_Job_: Look for the word "Ecosystem" in the entries below, then copy every line that has it.

_Given data_:
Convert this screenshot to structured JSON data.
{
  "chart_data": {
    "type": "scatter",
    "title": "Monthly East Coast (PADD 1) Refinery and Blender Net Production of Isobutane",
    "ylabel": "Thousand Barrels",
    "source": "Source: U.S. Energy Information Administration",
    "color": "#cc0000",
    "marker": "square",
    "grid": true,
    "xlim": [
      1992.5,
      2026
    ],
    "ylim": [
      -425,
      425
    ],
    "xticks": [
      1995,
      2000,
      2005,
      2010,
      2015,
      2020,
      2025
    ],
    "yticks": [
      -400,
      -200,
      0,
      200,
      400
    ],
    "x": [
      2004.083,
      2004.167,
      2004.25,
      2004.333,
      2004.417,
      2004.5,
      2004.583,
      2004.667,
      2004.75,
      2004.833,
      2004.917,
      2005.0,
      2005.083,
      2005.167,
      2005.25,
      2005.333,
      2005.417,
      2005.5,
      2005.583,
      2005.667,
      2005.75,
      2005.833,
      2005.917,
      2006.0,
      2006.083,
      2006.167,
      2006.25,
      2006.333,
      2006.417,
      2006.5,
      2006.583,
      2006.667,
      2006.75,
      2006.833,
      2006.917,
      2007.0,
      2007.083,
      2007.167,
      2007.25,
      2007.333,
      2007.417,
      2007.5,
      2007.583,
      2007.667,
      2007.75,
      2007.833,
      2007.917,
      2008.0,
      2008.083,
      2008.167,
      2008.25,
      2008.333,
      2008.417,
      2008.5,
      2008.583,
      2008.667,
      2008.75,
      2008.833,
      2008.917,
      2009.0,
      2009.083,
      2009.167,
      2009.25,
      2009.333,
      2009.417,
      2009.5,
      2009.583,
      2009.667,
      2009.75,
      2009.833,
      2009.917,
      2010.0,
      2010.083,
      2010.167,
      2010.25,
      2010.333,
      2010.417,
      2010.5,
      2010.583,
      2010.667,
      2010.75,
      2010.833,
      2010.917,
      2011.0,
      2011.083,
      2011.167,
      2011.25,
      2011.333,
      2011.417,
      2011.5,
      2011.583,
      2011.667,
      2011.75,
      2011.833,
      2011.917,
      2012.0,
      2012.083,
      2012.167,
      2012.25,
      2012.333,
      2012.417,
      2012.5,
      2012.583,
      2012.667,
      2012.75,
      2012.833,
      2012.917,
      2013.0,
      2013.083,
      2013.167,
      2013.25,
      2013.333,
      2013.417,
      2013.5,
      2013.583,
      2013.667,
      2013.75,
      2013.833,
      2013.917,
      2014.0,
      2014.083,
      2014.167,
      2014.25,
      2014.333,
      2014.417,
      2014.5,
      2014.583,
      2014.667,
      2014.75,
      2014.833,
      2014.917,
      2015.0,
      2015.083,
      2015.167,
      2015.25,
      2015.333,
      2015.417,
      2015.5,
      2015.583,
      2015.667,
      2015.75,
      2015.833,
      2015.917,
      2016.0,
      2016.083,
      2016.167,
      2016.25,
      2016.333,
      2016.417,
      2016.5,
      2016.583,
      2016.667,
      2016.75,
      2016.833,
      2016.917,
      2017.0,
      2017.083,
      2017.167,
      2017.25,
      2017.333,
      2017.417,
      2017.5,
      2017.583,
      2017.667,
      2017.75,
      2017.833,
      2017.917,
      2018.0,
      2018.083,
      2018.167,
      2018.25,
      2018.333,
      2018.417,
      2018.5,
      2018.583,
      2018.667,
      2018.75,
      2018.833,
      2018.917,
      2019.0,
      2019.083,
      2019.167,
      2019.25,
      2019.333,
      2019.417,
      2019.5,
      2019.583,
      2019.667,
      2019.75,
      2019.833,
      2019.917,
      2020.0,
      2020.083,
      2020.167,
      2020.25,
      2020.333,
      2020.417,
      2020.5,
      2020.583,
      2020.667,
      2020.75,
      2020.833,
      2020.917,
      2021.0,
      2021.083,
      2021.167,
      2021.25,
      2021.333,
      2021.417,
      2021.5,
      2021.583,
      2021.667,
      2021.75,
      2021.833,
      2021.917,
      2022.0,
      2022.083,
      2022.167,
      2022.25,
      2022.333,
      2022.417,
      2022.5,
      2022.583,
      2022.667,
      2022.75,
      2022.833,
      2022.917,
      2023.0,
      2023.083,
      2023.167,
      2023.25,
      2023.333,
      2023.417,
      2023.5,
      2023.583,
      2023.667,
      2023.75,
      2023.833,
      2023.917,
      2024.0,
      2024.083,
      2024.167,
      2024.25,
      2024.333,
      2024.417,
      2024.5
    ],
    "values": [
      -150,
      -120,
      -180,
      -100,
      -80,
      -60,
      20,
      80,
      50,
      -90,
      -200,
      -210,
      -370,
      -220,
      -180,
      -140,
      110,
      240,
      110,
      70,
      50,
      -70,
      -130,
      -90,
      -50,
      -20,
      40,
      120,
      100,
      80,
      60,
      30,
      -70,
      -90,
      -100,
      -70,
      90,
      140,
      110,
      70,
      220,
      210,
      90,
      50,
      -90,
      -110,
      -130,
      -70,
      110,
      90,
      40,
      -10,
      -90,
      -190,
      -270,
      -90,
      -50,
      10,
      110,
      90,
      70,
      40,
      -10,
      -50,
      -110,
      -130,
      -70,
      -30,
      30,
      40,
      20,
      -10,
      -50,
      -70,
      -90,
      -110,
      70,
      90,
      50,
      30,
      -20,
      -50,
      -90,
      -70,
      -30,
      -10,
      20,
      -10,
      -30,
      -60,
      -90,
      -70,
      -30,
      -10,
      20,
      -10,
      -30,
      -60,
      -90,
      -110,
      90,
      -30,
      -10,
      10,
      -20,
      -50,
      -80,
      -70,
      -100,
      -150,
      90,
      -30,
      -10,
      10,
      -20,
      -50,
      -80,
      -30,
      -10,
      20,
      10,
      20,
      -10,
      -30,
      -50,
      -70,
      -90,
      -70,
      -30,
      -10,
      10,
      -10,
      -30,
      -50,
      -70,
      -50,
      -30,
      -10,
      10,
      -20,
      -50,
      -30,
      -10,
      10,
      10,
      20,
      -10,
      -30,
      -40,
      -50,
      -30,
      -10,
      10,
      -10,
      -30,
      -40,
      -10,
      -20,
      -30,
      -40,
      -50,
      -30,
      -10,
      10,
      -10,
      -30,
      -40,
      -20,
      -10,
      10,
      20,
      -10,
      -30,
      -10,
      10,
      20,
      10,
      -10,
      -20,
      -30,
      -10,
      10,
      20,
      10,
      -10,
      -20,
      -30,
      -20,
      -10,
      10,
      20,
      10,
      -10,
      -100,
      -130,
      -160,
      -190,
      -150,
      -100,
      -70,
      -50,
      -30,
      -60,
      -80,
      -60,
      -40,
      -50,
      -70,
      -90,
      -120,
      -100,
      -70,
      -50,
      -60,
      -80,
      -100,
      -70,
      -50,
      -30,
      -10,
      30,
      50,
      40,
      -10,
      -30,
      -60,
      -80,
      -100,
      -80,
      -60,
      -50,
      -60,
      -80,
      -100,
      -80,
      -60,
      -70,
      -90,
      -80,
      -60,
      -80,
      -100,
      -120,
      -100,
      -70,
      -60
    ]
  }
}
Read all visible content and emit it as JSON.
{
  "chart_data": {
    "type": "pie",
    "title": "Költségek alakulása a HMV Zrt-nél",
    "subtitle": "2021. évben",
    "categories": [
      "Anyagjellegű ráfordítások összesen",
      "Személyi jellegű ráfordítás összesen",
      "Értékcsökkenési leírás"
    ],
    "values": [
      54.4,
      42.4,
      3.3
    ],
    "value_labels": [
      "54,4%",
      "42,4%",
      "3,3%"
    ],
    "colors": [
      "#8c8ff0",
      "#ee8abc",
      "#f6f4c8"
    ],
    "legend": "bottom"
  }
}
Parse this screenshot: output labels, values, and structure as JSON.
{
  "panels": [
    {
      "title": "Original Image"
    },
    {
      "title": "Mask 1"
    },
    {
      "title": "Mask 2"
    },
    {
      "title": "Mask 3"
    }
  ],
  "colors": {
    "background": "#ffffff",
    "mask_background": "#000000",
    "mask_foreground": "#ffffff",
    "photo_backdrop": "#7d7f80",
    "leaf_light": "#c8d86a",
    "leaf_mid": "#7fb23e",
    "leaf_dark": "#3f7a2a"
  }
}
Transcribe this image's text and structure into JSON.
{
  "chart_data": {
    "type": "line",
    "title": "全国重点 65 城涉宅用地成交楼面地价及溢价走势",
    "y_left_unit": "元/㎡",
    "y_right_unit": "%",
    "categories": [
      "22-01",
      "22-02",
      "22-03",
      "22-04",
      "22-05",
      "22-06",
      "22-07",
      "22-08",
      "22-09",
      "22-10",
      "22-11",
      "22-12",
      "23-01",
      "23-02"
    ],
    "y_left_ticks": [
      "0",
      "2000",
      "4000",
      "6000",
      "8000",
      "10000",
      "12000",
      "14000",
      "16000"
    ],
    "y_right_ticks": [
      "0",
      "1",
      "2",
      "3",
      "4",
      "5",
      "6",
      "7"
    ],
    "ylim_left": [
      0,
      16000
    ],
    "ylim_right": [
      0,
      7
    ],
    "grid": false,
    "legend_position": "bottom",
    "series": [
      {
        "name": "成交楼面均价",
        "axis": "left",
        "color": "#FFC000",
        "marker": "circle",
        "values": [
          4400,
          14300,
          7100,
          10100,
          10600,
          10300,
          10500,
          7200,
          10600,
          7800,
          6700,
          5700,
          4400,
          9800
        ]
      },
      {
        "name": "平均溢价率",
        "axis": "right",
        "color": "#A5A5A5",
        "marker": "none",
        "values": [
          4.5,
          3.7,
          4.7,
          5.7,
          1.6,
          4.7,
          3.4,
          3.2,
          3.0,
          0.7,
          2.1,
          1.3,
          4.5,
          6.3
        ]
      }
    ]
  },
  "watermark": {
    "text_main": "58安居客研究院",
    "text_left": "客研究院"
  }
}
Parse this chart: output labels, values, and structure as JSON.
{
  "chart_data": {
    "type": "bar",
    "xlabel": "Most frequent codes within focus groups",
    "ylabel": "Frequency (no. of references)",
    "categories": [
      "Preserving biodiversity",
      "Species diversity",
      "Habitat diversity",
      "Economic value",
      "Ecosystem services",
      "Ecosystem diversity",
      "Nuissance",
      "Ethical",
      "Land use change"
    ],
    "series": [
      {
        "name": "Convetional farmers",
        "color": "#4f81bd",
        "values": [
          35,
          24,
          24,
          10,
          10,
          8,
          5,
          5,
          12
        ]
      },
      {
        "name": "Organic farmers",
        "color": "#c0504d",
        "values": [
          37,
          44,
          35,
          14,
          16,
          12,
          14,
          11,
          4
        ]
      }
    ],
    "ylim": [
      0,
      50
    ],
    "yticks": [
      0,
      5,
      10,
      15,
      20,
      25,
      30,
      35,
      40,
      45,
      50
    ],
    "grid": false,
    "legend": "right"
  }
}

_Expected answer_:
      "Ecosystem services",
      "Ecosystem diversity",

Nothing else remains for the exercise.